Exercise description
Retype, word for word, the items starting at the line that contains "Patent image size: (627, 277)." and ending at the line that contains "The second object 60 is at (400, 168).", including both of those lines.

Given information
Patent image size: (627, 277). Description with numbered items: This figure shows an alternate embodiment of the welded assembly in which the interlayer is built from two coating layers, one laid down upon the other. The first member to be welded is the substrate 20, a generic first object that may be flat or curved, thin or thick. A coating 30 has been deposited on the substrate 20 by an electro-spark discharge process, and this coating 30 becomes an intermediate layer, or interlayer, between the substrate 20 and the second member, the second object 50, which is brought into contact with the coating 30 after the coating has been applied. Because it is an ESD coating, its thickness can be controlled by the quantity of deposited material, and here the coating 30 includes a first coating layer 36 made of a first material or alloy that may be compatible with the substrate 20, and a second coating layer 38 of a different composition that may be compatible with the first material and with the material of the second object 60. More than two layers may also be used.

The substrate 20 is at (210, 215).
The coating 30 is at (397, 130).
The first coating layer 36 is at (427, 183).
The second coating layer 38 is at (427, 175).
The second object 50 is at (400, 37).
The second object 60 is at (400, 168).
--
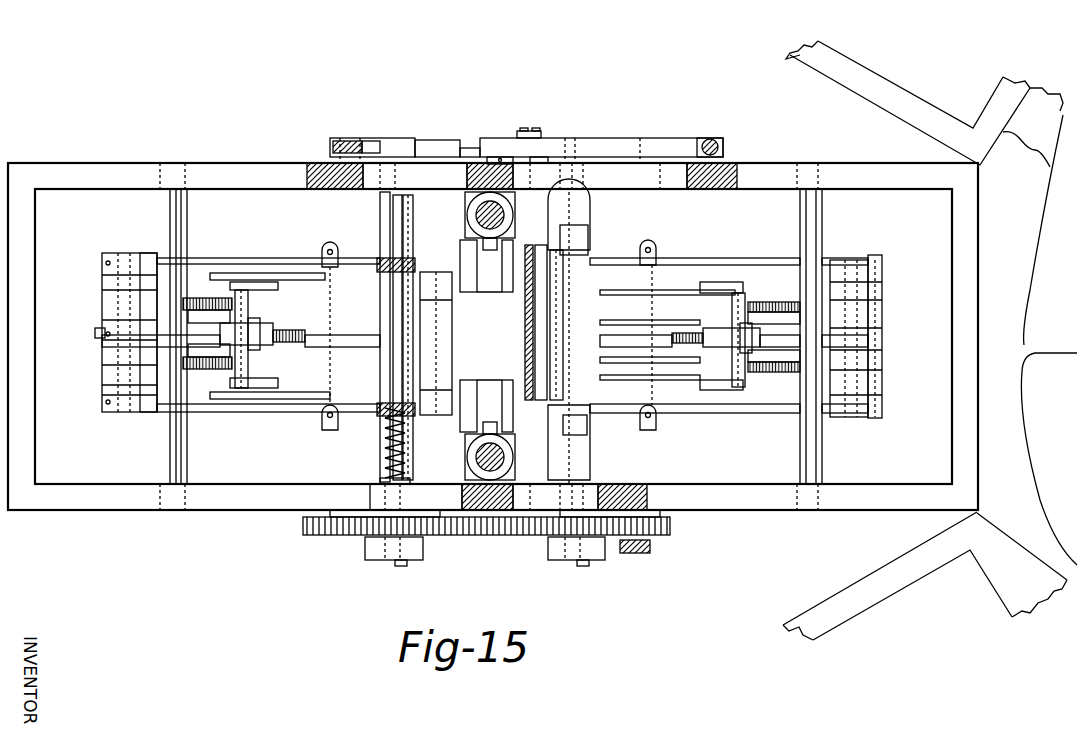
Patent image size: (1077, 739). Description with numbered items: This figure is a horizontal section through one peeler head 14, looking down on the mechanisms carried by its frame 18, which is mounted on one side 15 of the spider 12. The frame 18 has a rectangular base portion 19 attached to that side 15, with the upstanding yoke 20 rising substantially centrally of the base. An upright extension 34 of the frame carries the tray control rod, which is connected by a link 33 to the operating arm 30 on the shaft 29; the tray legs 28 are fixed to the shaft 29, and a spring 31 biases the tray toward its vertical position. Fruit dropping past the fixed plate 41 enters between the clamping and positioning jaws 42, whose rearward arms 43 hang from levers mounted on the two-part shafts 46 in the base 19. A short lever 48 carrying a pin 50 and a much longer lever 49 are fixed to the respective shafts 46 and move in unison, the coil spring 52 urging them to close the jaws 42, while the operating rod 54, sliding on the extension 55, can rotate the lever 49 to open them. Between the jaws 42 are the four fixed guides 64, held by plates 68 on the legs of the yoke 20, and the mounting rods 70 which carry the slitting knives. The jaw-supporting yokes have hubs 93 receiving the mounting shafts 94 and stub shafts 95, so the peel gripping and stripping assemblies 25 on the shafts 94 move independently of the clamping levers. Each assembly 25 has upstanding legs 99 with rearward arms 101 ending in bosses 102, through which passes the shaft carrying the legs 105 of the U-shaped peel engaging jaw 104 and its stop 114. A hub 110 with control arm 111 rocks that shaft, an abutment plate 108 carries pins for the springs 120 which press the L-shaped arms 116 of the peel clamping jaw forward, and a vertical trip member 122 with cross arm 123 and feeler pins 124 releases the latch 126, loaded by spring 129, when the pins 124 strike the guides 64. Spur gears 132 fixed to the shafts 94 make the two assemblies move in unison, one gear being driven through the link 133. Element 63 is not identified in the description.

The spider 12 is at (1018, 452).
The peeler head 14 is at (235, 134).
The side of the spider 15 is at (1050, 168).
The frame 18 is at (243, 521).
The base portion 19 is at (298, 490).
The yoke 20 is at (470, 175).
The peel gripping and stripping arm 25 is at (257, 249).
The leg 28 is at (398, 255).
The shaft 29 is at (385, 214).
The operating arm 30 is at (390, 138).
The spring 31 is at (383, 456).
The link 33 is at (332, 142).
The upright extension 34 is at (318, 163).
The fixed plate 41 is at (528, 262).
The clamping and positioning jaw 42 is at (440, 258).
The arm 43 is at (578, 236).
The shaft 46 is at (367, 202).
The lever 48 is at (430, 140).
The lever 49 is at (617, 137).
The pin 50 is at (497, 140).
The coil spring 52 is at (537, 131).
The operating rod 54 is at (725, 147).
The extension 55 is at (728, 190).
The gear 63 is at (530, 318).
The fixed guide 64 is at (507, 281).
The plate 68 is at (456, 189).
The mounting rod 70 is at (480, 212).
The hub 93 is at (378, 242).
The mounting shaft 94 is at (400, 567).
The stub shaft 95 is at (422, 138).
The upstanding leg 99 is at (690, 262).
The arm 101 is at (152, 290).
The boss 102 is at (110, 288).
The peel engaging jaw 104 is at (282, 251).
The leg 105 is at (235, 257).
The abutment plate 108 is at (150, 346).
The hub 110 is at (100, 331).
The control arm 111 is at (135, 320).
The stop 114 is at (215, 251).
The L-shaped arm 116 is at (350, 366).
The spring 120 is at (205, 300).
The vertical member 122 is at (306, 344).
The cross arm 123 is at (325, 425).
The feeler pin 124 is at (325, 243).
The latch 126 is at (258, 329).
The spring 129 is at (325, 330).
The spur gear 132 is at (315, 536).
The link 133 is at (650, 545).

Output
Patent image size: (627, 277). Description with numbered items: This figure shows an alternate embodiment of the welded assembly in which the interlayer is built from two coating layers, one laid down upon the other. The first member to be welded is the substrate 20, a generic first object that may be flat or curved, thin or thick. A coating 30 has been deposited on the substrate 20 by an electro-spark discharge process, and this coating 30 becomes an intermediate layer, or interlayer, between the substrate 20 and the second member, the second object 50, which is brought into contact with the coating 30 after the coating has been applied. Because it is an ESD coating, its thickness can be controlled by the quantity of deposited material, and here the coating 30 includes a first coating layer 36 made of a first material or alloy that may be compatible with the substrate 20, and a second coating layer 38 of a different composition that may be compatible with the first material and with the material of the second object 60. More than two layers may also be used.

The substrate 20 is at (210, 215).
The coating 30 is at (397, 130).
The first coating layer 36 is at (427, 183).
The second coating layer 38 is at (427, 175).
The second object 50 is at (400, 37).
The second object 60 is at (400, 168).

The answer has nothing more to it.